Your task:
Quote the records beneath, complete and exact. Leave out images.

·····

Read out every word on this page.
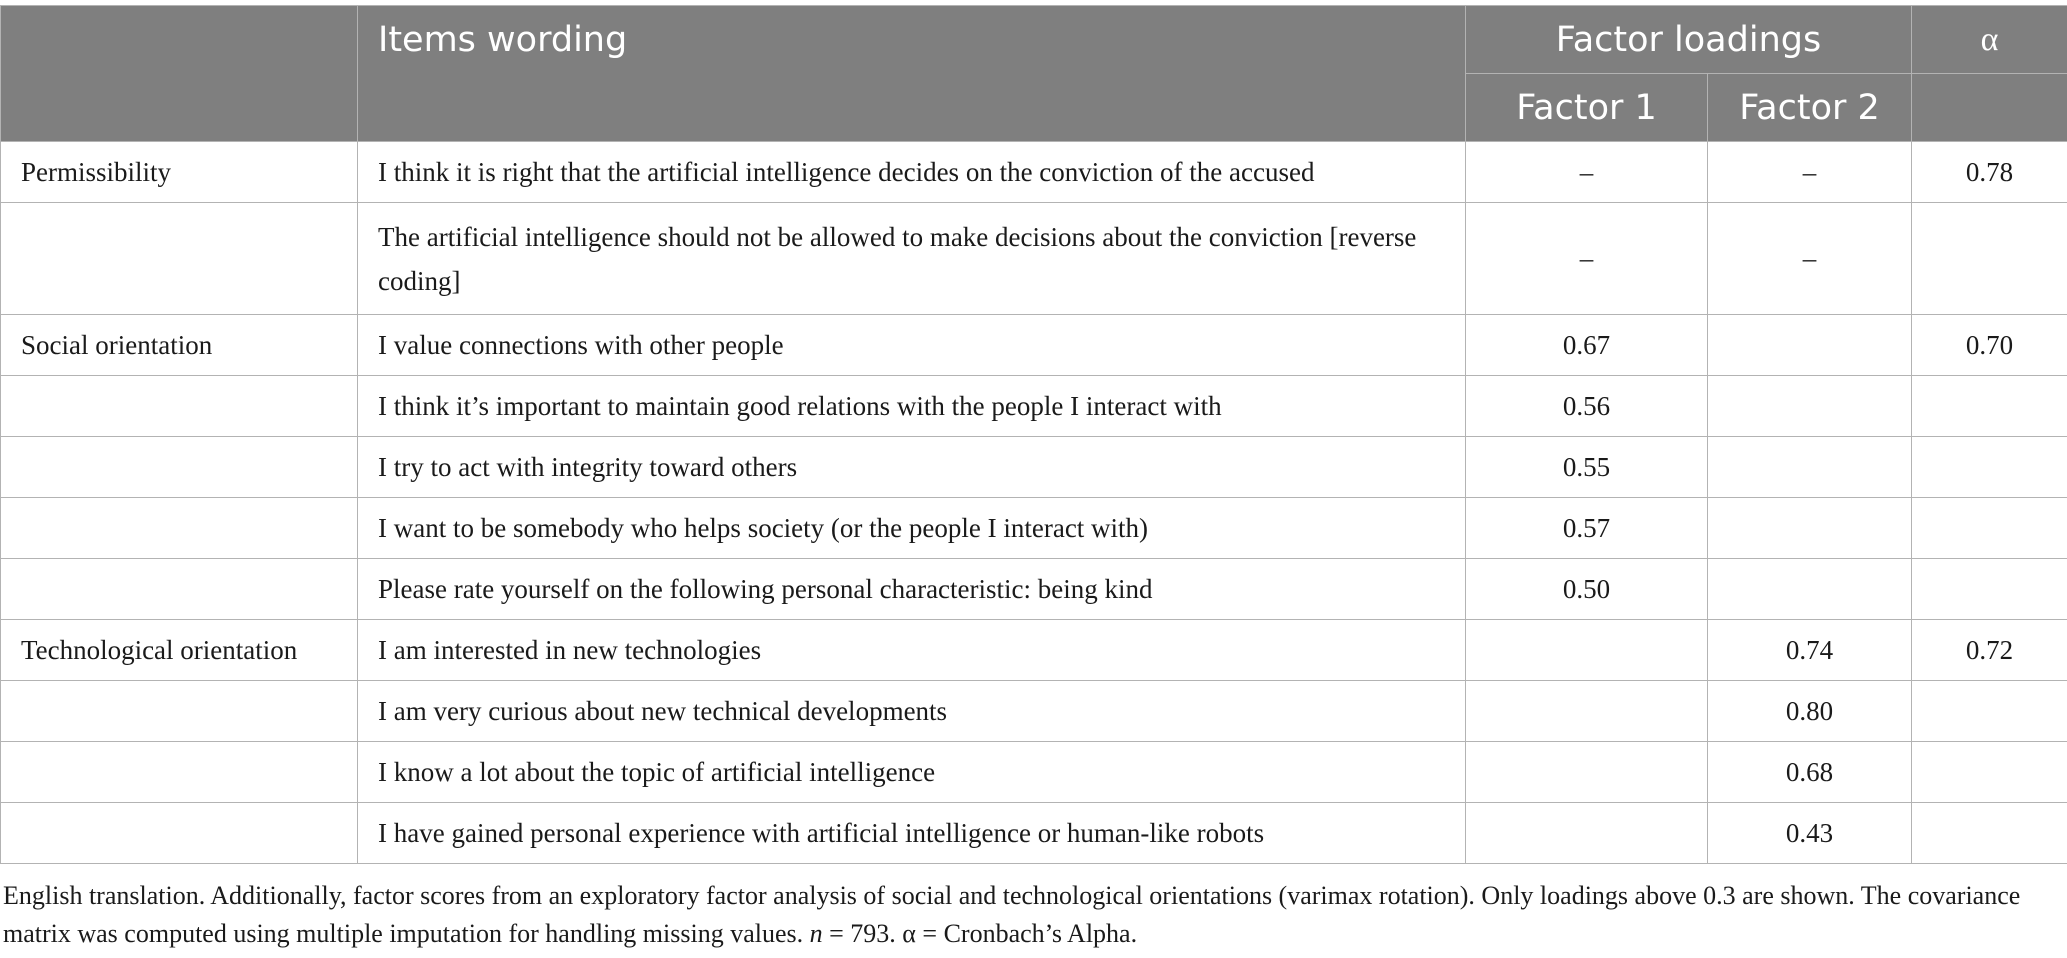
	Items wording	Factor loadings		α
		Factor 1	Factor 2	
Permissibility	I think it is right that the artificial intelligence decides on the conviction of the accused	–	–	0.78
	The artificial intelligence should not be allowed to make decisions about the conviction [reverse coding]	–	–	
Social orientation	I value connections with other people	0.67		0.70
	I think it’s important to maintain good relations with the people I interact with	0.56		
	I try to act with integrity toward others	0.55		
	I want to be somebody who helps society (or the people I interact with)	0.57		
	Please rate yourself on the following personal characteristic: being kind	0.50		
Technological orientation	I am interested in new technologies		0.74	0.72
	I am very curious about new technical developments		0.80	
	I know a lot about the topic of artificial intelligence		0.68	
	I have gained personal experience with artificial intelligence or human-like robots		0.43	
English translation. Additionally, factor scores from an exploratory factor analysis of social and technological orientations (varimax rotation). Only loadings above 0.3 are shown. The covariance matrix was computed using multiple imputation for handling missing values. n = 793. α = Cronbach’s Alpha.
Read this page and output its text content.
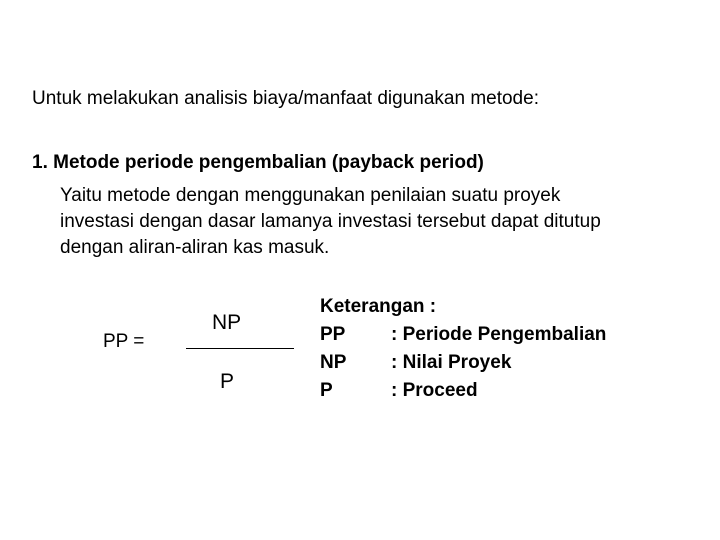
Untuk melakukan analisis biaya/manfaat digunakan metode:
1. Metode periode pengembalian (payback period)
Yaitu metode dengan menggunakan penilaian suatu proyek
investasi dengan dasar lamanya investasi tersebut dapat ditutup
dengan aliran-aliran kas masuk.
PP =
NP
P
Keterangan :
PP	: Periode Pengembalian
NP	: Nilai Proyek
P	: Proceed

·····

Exercise output:
Read out every word on this page.
	Items wording	Factor loadings		α
		Factor 1	Factor 2	
Permissibility	I think it is right that the artificial intelligence decides on the conviction of the accused	–	–	0.78
	The artificial intelligence should not be allowed to make decisions about the conviction [reverse coding]	–	–	
Social orientation	I value connections with other people	0.67		0.70
	I think it’s important to maintain good relations with the people I interact with	0.56		
	I try to act with integrity toward others	0.55		
	I want to be somebody who helps society (or the people I interact with)	0.57		
	Please rate yourself on the following personal characteristic: being kind	0.50		
Technological orientation	I am interested in new technologies		0.74	0.72
	I am very curious about new technical developments		0.80	
	I know a lot about the topic of artificial intelligence		0.68	
	I have gained personal experience with artificial intelligence or human-like robots		0.43	
English translation. Additionally, factor scores from an exploratory factor analysis of social and technological orientations (varimax rotation). Only loadings above 0.3 are shown. The covariance matrix was computed using multiple imputation for handling missing values. n = 793. α = Cronbach’s Alpha.
Read this page and output its text content.
Untuk melakukan analisis biaya/manfaat digunakan metode:
1. Metode periode pengembalian (payback period)
Yaitu metode dengan menggunakan penilaian suatu proyek
investasi dengan dasar lamanya investasi tersebut dapat ditutup
dengan aliran-aliran kas masuk.
PP =
NP
P
Keterangan :
PP	: Periode Pengembalian
NP	: Nilai Proyek
P	: Proceed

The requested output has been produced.